Figure record extracts
# # # # # # #

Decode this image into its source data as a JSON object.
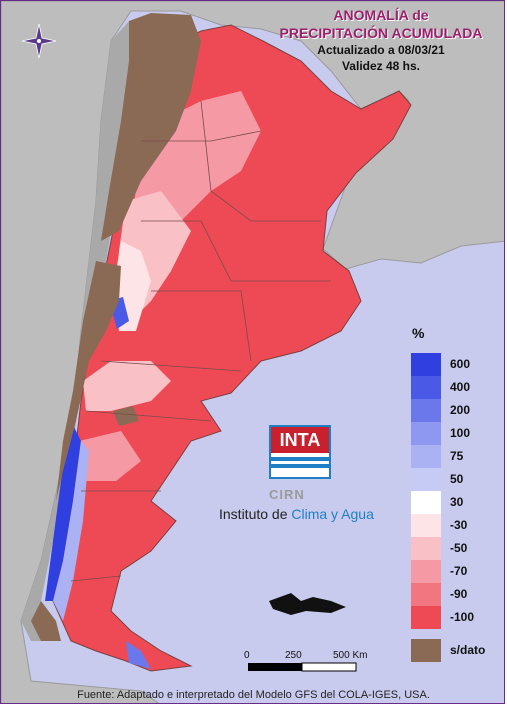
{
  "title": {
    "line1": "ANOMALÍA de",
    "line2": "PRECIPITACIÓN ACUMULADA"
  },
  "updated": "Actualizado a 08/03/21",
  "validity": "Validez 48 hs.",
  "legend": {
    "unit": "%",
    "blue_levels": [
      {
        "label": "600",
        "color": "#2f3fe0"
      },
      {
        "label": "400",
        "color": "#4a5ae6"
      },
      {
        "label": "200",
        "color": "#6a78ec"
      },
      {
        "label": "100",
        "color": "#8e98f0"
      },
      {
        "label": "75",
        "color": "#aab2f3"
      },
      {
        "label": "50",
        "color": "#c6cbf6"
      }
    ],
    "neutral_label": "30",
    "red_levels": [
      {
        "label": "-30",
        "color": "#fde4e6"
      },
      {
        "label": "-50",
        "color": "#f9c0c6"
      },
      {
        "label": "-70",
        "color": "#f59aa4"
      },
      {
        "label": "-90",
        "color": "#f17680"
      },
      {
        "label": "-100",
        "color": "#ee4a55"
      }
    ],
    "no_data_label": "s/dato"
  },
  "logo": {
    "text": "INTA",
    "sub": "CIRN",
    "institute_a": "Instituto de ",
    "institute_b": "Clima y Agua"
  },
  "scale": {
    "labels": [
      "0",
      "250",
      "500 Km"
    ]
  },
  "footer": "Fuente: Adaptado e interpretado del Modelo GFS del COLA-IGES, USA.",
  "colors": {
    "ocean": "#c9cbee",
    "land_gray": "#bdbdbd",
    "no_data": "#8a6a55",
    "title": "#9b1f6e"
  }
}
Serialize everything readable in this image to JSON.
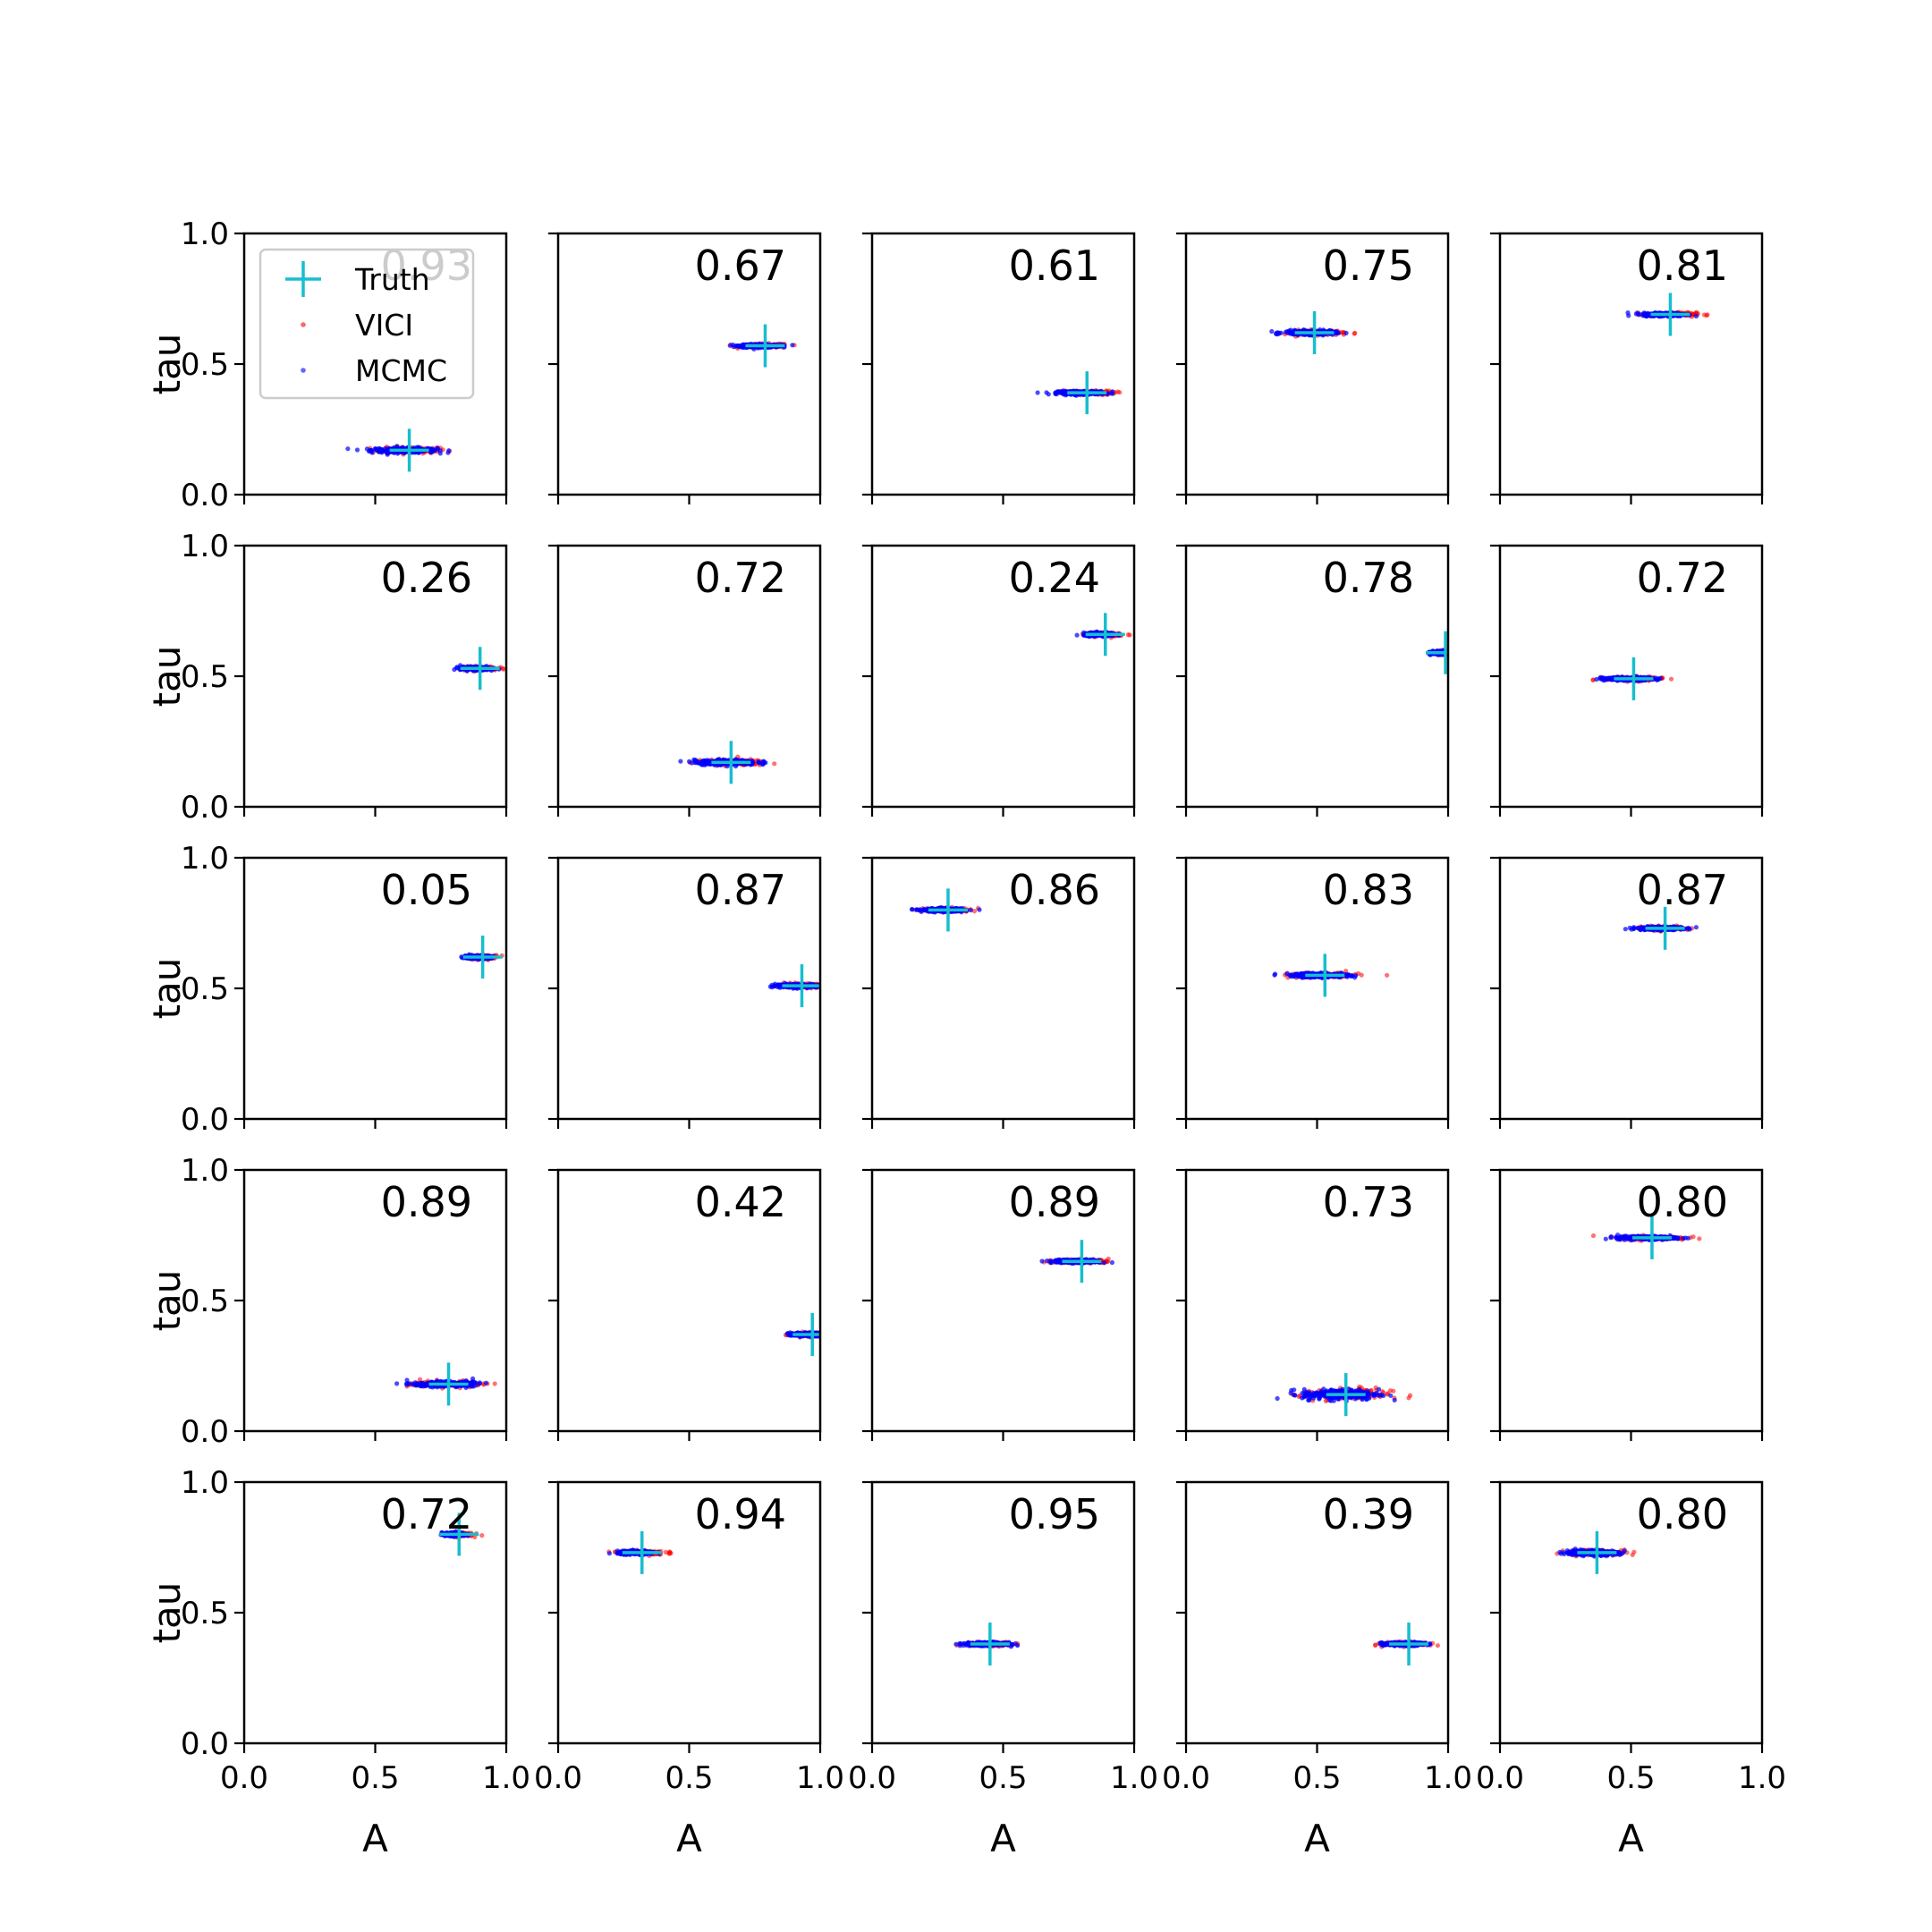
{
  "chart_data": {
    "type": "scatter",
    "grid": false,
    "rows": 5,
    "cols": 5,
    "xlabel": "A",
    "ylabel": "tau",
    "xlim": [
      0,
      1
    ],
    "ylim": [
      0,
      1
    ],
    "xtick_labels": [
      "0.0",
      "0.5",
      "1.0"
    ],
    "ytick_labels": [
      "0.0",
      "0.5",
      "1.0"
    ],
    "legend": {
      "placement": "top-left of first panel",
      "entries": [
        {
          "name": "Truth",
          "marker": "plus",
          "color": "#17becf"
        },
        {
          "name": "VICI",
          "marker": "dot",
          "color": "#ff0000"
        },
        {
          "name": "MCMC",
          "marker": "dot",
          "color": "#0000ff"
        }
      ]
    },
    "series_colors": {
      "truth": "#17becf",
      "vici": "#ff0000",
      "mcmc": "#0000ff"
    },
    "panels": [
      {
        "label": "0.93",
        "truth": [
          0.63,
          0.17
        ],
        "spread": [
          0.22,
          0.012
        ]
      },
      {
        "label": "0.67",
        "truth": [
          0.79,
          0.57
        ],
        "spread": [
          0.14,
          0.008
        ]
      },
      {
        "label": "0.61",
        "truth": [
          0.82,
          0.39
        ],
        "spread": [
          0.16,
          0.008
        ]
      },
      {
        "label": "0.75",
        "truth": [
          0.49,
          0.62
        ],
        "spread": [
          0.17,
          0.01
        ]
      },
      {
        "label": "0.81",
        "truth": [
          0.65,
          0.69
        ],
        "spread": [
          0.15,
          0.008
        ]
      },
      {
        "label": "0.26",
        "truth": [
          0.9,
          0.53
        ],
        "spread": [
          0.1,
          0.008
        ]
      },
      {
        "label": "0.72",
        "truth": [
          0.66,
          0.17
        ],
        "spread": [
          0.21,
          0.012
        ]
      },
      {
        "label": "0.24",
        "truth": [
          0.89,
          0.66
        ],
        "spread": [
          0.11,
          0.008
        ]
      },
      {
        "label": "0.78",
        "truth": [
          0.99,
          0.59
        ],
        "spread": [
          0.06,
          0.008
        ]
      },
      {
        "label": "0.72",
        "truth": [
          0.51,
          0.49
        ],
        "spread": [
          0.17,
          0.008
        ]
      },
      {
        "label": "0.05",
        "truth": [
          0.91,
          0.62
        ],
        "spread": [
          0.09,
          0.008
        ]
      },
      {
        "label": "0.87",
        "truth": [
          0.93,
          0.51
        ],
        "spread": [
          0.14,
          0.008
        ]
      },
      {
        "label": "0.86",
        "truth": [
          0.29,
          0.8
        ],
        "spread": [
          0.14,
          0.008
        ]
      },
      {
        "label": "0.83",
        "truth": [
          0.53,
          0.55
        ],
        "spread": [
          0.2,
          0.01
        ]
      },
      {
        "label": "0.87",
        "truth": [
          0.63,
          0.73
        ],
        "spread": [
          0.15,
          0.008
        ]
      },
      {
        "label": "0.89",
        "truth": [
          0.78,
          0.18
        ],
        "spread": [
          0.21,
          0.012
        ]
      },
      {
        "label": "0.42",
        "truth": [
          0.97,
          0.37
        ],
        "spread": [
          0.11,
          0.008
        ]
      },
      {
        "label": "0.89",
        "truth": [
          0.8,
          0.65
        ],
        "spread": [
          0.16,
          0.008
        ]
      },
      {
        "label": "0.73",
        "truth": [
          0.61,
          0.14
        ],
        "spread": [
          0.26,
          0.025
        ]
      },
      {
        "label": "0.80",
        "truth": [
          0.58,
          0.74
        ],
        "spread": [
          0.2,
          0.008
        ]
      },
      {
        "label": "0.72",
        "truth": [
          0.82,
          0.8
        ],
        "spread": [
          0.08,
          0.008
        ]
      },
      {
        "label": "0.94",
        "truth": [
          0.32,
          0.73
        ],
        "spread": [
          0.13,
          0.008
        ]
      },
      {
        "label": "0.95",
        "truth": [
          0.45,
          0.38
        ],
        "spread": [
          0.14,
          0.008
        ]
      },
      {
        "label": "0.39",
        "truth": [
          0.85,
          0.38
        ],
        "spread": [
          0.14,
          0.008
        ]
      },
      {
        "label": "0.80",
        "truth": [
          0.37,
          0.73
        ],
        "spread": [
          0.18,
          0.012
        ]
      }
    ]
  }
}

# # # # # # #

REQUIRED WORK — Give the data above again in full and unchanged, skipping the pictures.

WRITTEN SOLUTION —
Decode this image into its source data as a JSON object.
{
  "title": {
    "line1": "ANOMALÍA de",
    "line2": "PRECIPITACIÓN ACUMULADA"
  },
  "updated": "Actualizado a 08/03/21",
  "validity": "Validez 48 hs.",
  "legend": {
    "unit": "%",
    "blue_levels": [
      {
        "label": "600",
        "color": "#2f3fe0"
      },
      {
        "label": "400",
        "color": "#4a5ae6"
      },
      {
        "label": "200",
        "color": "#6a78ec"
      },
      {
        "label": "100",
        "color": "#8e98f0"
      },
      {
        "label": "75",
        "color": "#aab2f3"
      },
      {
        "label": "50",
        "color": "#c6cbf6"
      }
    ],
    "neutral_label": "30",
    "red_levels": [
      {
        "label": "-30",
        "color": "#fde4e6"
      },
      {
        "label": "-50",
        "color": "#f9c0c6"
      },
      {
        "label": "-70",
        "color": "#f59aa4"
      },
      {
        "label": "-90",
        "color": "#f17680"
      },
      {
        "label": "-100",
        "color": "#ee4a55"
      }
    ],
    "no_data_label": "s/dato"
  },
  "logo": {
    "text": "INTA",
    "sub": "CIRN",
    "institute_a": "Instituto de ",
    "institute_b": "Clima y Agua"
  },
  "scale": {
    "labels": [
      "0",
      "250",
      "500 Km"
    ]
  },
  "footer": "Fuente: Adaptado e interpretado del Modelo GFS del COLA-IGES, USA.",
  "colors": {
    "ocean": "#c9cbee",
    "land_gray": "#bdbdbd",
    "no_data": "#8a6a55",
    "title": "#9b1f6e"
  }
}
Serialize everything readable in this image to JSON.
{
  "chart_data": {
    "type": "scatter",
    "grid": false,
    "rows": 5,
    "cols": 5,
    "xlabel": "A",
    "ylabel": "tau",
    "xlim": [
      0,
      1
    ],
    "ylim": [
      0,
      1
    ],
    "xtick_labels": [
      "0.0",
      "0.5",
      "1.0"
    ],
    "ytick_labels": [
      "0.0",
      "0.5",
      "1.0"
    ],
    "legend": {
      "placement": "top-left of first panel",
      "entries": [
        {
          "name": "Truth",
          "marker": "plus",
          "color": "#17becf"
        },
        {
          "name": "VICI",
          "marker": "dot",
          "color": "#ff0000"
        },
        {
          "name": "MCMC",
          "marker": "dot",
          "color": "#0000ff"
        }
      ]
    },
    "series_colors": {
      "truth": "#17becf",
      "vici": "#ff0000",
      "mcmc": "#0000ff"
    },
    "panels": [
      {
        "label": "0.93",
        "truth": [
          0.63,
          0.17
        ],
        "spread": [
          0.22,
          0.012
        ]
      },
      {
        "label": "0.67",
        "truth": [
          0.79,
          0.57
        ],
        "spread": [
          0.14,
          0.008
        ]
      },
      {
        "label": "0.61",
        "truth": [
          0.82,
          0.39
        ],
        "spread": [
          0.16,
          0.008
        ]
      },
      {
        "label": "0.75",
        "truth": [
          0.49,
          0.62
        ],
        "spread": [
          0.17,
          0.01
        ]
      },
      {
        "label": "0.81",
        "truth": [
          0.65,
          0.69
        ],
        "spread": [
          0.15,
          0.008
        ]
      },
      {
        "label": "0.26",
        "truth": [
          0.9,
          0.53
        ],
        "spread": [
          0.1,
          0.008
        ]
      },
      {
        "label": "0.72",
        "truth": [
          0.66,
          0.17
        ],
        "spread": [
          0.21,
          0.012
        ]
      },
      {
        "label": "0.24",
        "truth": [
          0.89,
          0.66
        ],
        "spread": [
          0.11,
          0.008
        ]
      },
      {
        "label": "0.78",
        "truth": [
          0.99,
          0.59
        ],
        "spread": [
          0.06,
          0.008
        ]
      },
      {
        "label": "0.72",
        "truth": [
          0.51,
          0.49
        ],
        "spread": [
          0.17,
          0.008
        ]
      },
      {
        "label": "0.05",
        "truth": [
          0.91,
          0.62
        ],
        "spread": [
          0.09,
          0.008
        ]
      },
      {
        "label": "0.87",
        "truth": [
          0.93,
          0.51
        ],
        "spread": [
          0.14,
          0.008
        ]
      },
      {
        "label": "0.86",
        "truth": [
          0.29,
          0.8
        ],
        "spread": [
          0.14,
          0.008
        ]
      },
      {
        "label": "0.83",
        "truth": [
          0.53,
          0.55
        ],
        "spread": [
          0.2,
          0.01
        ]
      },
      {
        "label": "0.87",
        "truth": [
          0.63,
          0.73
        ],
        "spread": [
          0.15,
          0.008
        ]
      },
      {
        "label": "0.89",
        "truth": [
          0.78,
          0.18
        ],
        "spread": [
          0.21,
          0.012
        ]
      },
      {
        "label": "0.42",
        "truth": [
          0.97,
          0.37
        ],
        "spread": [
          0.11,
          0.008
        ]
      },
      {
        "label": "0.89",
        "truth": [
          0.8,
          0.65
        ],
        "spread": [
          0.16,
          0.008
        ]
      },
      {
        "label": "0.73",
        "truth": [
          0.61,
          0.14
        ],
        "spread": [
          0.26,
          0.025
        ]
      },
      {
        "label": "0.80",
        "truth": [
          0.58,
          0.74
        ],
        "spread": [
          0.2,
          0.008
        ]
      },
      {
        "label": "0.72",
        "truth": [
          0.82,
          0.8
        ],
        "spread": [
          0.08,
          0.008
        ]
      },
      {
        "label": "0.94",
        "truth": [
          0.32,
          0.73
        ],
        "spread": [
          0.13,
          0.008
        ]
      },
      {
        "label": "0.95",
        "truth": [
          0.45,
          0.38
        ],
        "spread": [
          0.14,
          0.008
        ]
      },
      {
        "label": "0.39",
        "truth": [
          0.85,
          0.38
        ],
        "spread": [
          0.14,
          0.008
        ]
      },
      {
        "label": "0.80",
        "truth": [
          0.37,
          0.73
        ],
        "spread": [
          0.18,
          0.012
        ]
      }
    ]
  }
}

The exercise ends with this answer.